- [KUTIPAN TEKS]:

UMS, pabelan-online.com – Kasus kekerasan seksual di lingkungan kampus terhadap mahasiswi kembali terjadi di Universitas Palangka Raya (UPR). Kali ini terduga pelaku merupakan dosen dari Fakultas Teknik UPR. Kini kasus tersebut telah dilaporkan ke Polisi Daerah (Polda) Kalimantan Tengah.
Sebelumnya pada tahun 2019 lalu, kasus serupa telah terjadi di kampus UPR, di mana korban adalah mahasiswi dan pelaku adalah dosen di Fakultas Keguruan dan Ilmu Pendidikan (FKIP) UPR. Kemudian pelaku dijatuhi hukuman selama 18 bulan kurungan penjara. Baru-baru ini, kasus kekerasan seksual di UPR terulang kembali dengan terduga pelaku ialah dosen dari Fakultas Teknik UPR.
Aryo selaku Narahubung Lembaga Bantuan Hukum (LBH) Palangka Raya belum dapat memastikan secara langsung kronologi kejadian, karena terdapat kendala perihal komunikasi dengan korban.

- [BLOK DATA]:

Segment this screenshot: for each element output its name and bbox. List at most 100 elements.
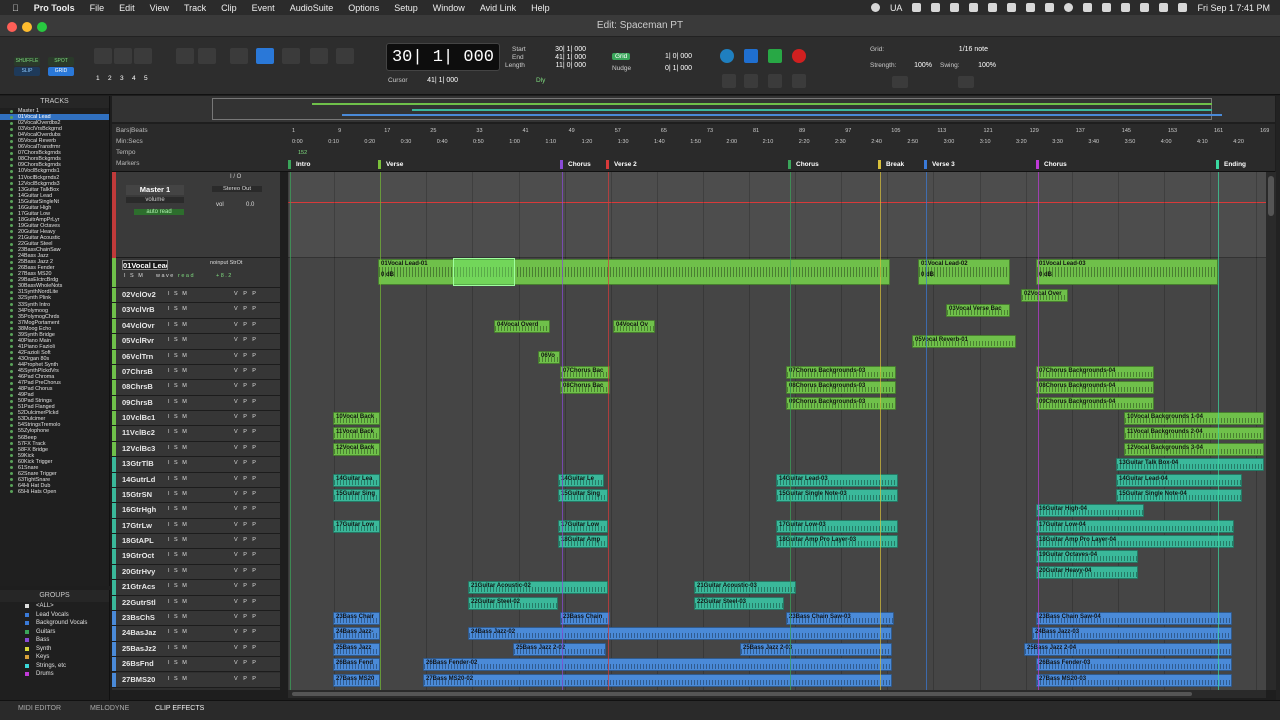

- [SOAL TUGAS A]:
Jawab pertanyaan berikut berdasarkan kutipan teks:
(i) Kasus terbaru telah dilaporkan ke mana?
(ii) Berapa lama hukuman kurungan penjara bagi pelaku kasus tahun 2019?
(iii) Apa kendala yang membuat Aryo belum dapat memastikan kronologi kejadian?
- [SOAL TUGAS B]:
Tuliskan kembali secara persis bagian kutipan teks yang dimulai dengan "Sebelumnya pada tahun" dan berlanjut sampai "ialah dosen dari Fakultas Teknik UPR.".
- [SOAL TUGAS C]:
Terjemahkan kalimat dari kutipan teks ini ke dalam bahasa Inggris: "Kali ini terduga pelaku merupakan dosen dari Fakultas Teknik UPR."
Baris-baris data di atas tidak dipakai untuk apa pun di sini.

- [JAWABAN AKHIR A]:
(i) Ke Polisi Daerah (Polda) Kalimantan Tengah.
(ii) 18 bulan.
(iii) Kendala komunikasi dengan korban.

- [JAWABAN AKHIR B]:
Sebelumnya pada tahun 2019 lalu, kasus serupa telah terjadi di kampus UPR, di mana korban adalah mahasiswi dan pelaku adalah dosen di Fakultas Keguruan dan Ilmu Pendidikan (FKIP) UPR. Kemudian pelaku dijatuhi hukuman selama 18 bulan kurungan penjara. Baru-baru ini, kasus kekerasan seksual di UPR terulang kembali dengan terduga pelaku ialah dosen dari Fakultas Teknik UPR.

- [JAWABAN AKHIR C]:
This time, the alleged perpetrator is a lecturer from the UPR Faculty of Engineering.